**SOURCE RECORDS**
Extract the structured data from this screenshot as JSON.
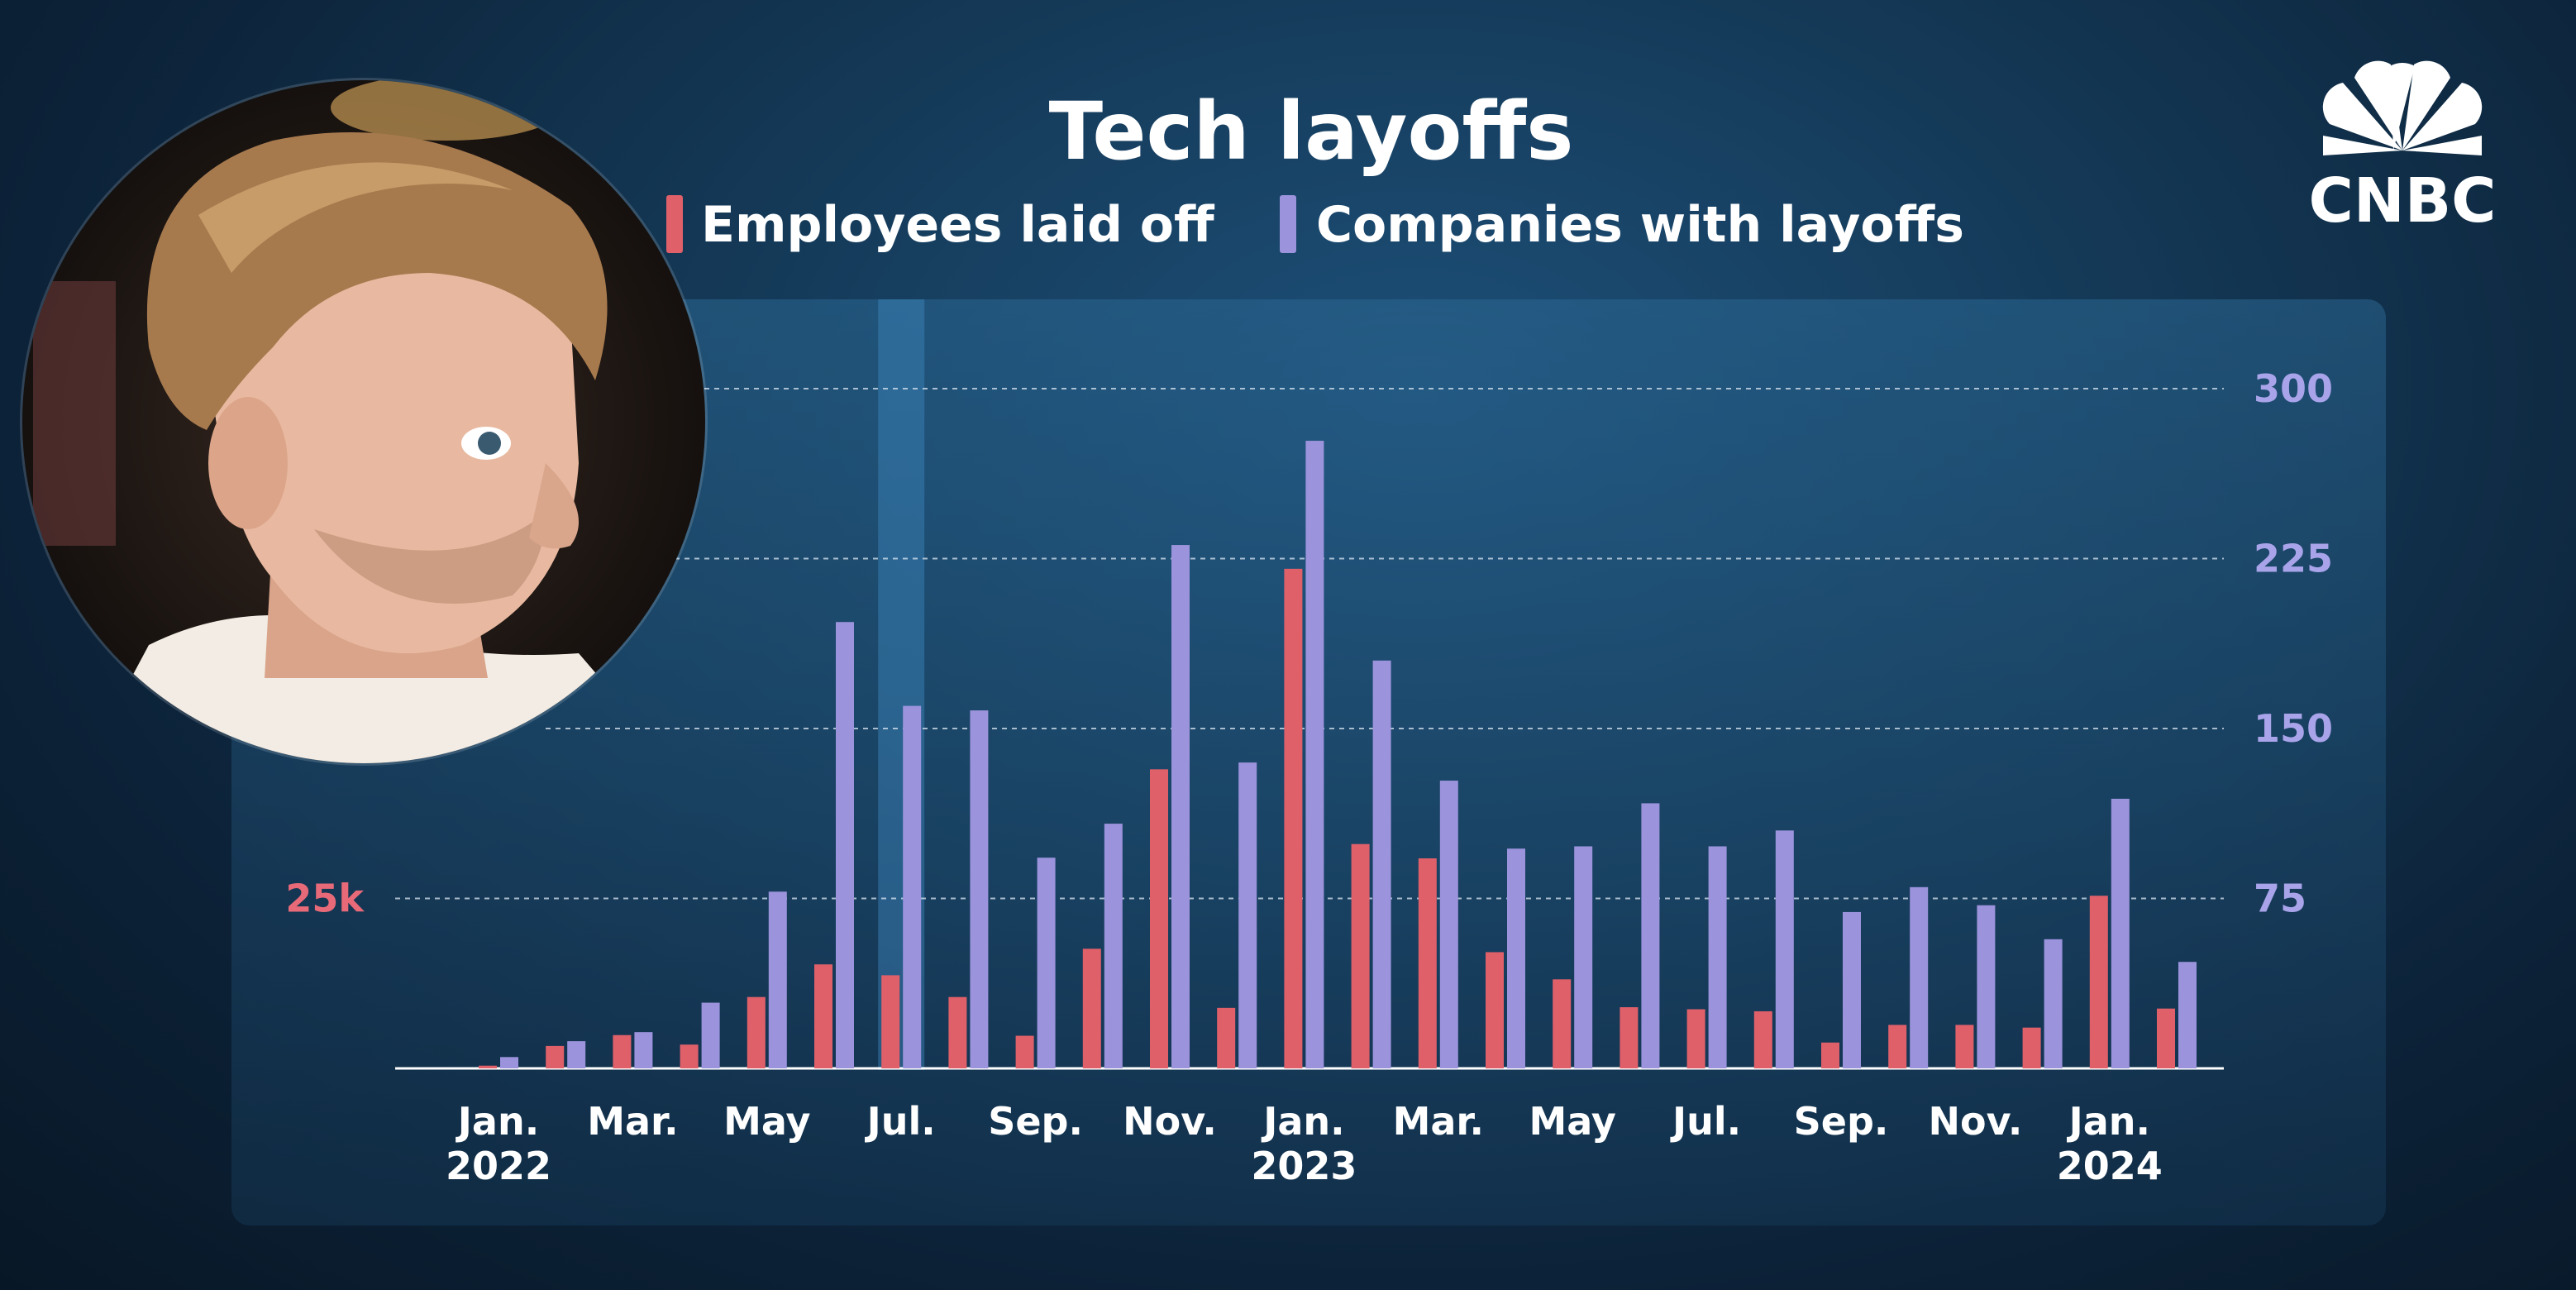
{
  "colors": {
    "employees": "#e0606a",
    "companies": "#9b93dc",
    "left_tick": "#e86a78",
    "right_tick": "#a9a4ea",
    "grid": "#d9e6f2"
  },
  "logo": {
    "text": "CNBC",
    "icon": "peacock-icon"
  },
  "presenter": {
    "icon": "presenter-avatar-icon"
  },
  "chart_data": {
    "type": "bar",
    "title": "Tech layoffs",
    "legend_placement": "top",
    "series": [
      {
        "name": "Employees laid off",
        "axis": "left",
        "values": [
          400,
          3300,
          4900,
          3500,
          10500,
          15300,
          13700,
          10500,
          4800,
          17600,
          44000,
          8900,
          73500,
          33000,
          30900,
          17100,
          13100,
          9000,
          8700,
          8400,
          3800,
          6400,
          6400,
          6000,
          25400,
          8800
        ]
      },
      {
        "name": "Companies with layoffs",
        "axis": "right",
        "values": [
          5,
          12,
          16,
          29,
          78,
          197,
          160,
          158,
          93,
          108,
          231,
          135,
          277,
          180,
          127,
          97,
          98,
          117,
          98,
          105,
          69,
          80,
          72,
          57,
          119,
          47
        ]
      }
    ],
    "x": [
      "2022-01",
      "2022-02",
      "2022-03",
      "2022-04",
      "2022-05",
      "2022-06",
      "2022-07",
      "2022-08",
      "2022-09",
      "2022-10",
      "2022-11",
      "2022-12",
      "2023-01",
      "2023-02",
      "2023-03",
      "2023-04",
      "2023-05",
      "2023-06",
      "2023-07",
      "2023-08",
      "2023-09",
      "2023-10",
      "2023-11",
      "2023-12",
      "2024-01",
      "2024-02"
    ],
    "highlight": "2022-07",
    "x_ticks": [
      {
        "x": "2022-01",
        "month": "Jan.",
        "year": "2022"
      },
      {
        "x": "2022-03",
        "month": "Mar.",
        "year": ""
      },
      {
        "x": "2022-05",
        "month": "May",
        "year": ""
      },
      {
        "x": "2022-07",
        "month": "Jul.",
        "year": ""
      },
      {
        "x": "2022-09",
        "month": "Sep.",
        "year": ""
      },
      {
        "x": "2022-11",
        "month": "Nov.",
        "year": ""
      },
      {
        "x": "2023-01",
        "month": "Jan.",
        "year": "2023"
      },
      {
        "x": "2023-03",
        "month": "Mar.",
        "year": ""
      },
      {
        "x": "2023-05",
        "month": "May",
        "year": ""
      },
      {
        "x": "2023-07",
        "month": "Jul.",
        "year": ""
      },
      {
        "x": "2023-09",
        "month": "Sep.",
        "year": ""
      },
      {
        "x": "2023-11",
        "month": "Nov.",
        "year": ""
      },
      {
        "x": "2024-01",
        "month": "Jan.",
        "year": "2024"
      }
    ],
    "y_left": {
      "ticks": [
        {
          "value": 25000,
          "label": "25k"
        }
      ],
      "ylim": [
        0,
        100000
      ]
    },
    "y_right": {
      "ticks": [
        {
          "value": 75,
          "label": "75"
        },
        {
          "value": 150,
          "label": "150"
        },
        {
          "value": 225,
          "label": "225"
        },
        {
          "value": 300,
          "label": "300"
        }
      ],
      "ylim": [
        0,
        300
      ]
    },
    "grid": true
  }
}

**THE PROBLEM**
Find all lines holding the string "presenter" and copy them.

**EXPECTED ANSWER**
  "presenter": {
    "icon": "presenter-avatar-icon"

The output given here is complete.